● **Problem to work on**
Copy every line of the records below that holds the word "icon".

····················

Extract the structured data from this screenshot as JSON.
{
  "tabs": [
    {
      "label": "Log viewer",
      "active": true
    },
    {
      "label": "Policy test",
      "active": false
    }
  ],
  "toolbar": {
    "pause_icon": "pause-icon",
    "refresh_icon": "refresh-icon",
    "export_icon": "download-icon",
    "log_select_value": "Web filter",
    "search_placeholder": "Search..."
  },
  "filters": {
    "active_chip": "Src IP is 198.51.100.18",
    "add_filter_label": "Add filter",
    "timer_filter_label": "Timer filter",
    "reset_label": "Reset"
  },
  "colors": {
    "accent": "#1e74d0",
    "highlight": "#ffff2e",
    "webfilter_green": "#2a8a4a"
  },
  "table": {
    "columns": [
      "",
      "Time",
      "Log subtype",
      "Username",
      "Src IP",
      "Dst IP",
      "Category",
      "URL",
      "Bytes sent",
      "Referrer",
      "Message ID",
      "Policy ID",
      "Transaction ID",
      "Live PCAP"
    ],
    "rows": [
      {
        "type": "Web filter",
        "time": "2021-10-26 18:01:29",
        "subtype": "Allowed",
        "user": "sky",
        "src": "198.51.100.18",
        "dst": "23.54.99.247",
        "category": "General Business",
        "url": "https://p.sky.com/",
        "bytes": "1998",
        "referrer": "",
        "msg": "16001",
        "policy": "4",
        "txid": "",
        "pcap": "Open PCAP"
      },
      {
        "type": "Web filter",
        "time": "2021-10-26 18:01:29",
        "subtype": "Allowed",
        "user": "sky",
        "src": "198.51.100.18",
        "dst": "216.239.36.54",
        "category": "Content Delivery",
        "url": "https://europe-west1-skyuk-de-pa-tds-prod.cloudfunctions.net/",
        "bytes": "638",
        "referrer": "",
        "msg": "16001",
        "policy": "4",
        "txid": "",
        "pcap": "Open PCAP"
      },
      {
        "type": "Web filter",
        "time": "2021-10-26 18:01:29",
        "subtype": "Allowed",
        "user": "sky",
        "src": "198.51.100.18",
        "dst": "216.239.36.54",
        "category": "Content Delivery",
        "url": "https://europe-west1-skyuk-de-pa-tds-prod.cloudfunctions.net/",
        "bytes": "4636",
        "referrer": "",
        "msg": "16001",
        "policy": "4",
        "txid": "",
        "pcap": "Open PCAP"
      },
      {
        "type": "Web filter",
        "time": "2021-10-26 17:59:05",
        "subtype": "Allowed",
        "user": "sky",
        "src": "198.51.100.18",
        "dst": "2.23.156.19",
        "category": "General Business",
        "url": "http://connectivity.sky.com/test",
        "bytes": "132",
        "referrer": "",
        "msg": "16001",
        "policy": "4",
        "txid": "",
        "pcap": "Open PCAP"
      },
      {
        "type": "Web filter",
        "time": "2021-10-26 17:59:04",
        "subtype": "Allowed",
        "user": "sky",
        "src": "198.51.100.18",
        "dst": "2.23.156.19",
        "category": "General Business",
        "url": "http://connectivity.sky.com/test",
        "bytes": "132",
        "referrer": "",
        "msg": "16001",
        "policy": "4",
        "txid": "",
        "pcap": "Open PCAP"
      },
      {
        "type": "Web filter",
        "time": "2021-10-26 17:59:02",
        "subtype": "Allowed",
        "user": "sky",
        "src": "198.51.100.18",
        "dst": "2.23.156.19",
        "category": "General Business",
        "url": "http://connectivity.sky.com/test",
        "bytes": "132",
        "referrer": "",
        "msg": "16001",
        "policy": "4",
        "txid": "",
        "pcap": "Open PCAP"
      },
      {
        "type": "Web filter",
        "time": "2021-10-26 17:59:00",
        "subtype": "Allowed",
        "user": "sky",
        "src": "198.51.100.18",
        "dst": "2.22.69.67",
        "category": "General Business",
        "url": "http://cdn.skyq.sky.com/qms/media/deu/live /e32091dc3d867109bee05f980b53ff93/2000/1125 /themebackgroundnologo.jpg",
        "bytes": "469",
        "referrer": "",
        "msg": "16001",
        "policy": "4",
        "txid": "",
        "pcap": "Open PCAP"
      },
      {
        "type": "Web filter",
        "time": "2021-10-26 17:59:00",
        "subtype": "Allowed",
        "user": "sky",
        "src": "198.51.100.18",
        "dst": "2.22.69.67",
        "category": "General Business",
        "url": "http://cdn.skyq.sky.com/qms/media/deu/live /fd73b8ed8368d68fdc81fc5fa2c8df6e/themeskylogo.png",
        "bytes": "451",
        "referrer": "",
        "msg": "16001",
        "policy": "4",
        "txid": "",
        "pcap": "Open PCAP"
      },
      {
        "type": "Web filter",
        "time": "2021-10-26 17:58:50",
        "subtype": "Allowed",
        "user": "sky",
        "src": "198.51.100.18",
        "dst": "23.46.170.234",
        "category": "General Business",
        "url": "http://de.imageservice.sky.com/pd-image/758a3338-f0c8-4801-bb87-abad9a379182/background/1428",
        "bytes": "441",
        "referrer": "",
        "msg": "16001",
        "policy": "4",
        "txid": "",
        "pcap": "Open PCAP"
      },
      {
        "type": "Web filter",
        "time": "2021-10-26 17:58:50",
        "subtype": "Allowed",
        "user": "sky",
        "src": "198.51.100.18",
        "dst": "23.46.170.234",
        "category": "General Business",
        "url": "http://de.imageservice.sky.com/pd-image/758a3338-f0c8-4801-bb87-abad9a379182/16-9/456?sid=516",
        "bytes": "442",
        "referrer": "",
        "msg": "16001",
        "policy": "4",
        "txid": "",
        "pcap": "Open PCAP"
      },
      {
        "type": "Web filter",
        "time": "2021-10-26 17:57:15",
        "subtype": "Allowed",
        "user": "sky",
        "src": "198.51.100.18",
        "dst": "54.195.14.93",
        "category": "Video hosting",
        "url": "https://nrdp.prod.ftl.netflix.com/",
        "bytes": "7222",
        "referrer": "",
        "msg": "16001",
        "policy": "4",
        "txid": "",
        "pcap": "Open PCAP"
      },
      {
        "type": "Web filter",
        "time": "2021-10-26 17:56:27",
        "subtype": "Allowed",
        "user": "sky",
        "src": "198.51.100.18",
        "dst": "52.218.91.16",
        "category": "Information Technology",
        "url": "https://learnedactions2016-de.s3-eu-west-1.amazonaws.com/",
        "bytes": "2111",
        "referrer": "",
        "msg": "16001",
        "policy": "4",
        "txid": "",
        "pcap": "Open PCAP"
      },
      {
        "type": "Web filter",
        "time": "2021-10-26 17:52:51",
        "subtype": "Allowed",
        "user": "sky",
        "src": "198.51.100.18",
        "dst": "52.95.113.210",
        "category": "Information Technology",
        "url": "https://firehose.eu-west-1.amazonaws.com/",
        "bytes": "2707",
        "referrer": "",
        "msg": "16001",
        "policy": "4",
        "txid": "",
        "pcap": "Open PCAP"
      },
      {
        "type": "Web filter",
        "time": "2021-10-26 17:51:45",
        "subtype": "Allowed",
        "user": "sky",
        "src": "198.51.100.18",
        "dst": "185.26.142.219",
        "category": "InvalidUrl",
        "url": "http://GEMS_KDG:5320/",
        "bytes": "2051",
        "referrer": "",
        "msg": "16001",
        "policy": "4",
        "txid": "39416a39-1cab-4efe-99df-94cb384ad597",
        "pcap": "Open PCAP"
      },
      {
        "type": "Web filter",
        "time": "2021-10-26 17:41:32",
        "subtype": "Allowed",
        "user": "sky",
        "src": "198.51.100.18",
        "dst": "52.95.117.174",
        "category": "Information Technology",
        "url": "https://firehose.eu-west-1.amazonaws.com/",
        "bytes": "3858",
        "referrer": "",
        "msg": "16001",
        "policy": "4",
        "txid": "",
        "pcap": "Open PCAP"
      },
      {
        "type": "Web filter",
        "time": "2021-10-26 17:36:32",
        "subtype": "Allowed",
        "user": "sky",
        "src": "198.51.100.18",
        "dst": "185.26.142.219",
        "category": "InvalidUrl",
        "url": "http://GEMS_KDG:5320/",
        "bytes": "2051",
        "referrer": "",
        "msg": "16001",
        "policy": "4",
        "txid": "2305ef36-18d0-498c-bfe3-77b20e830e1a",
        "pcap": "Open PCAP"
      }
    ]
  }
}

····················

● **Answer to this task**
    "pause_icon": "pause-icon",
    "refresh_icon": "refresh-icon",
    "export_icon": "download-icon",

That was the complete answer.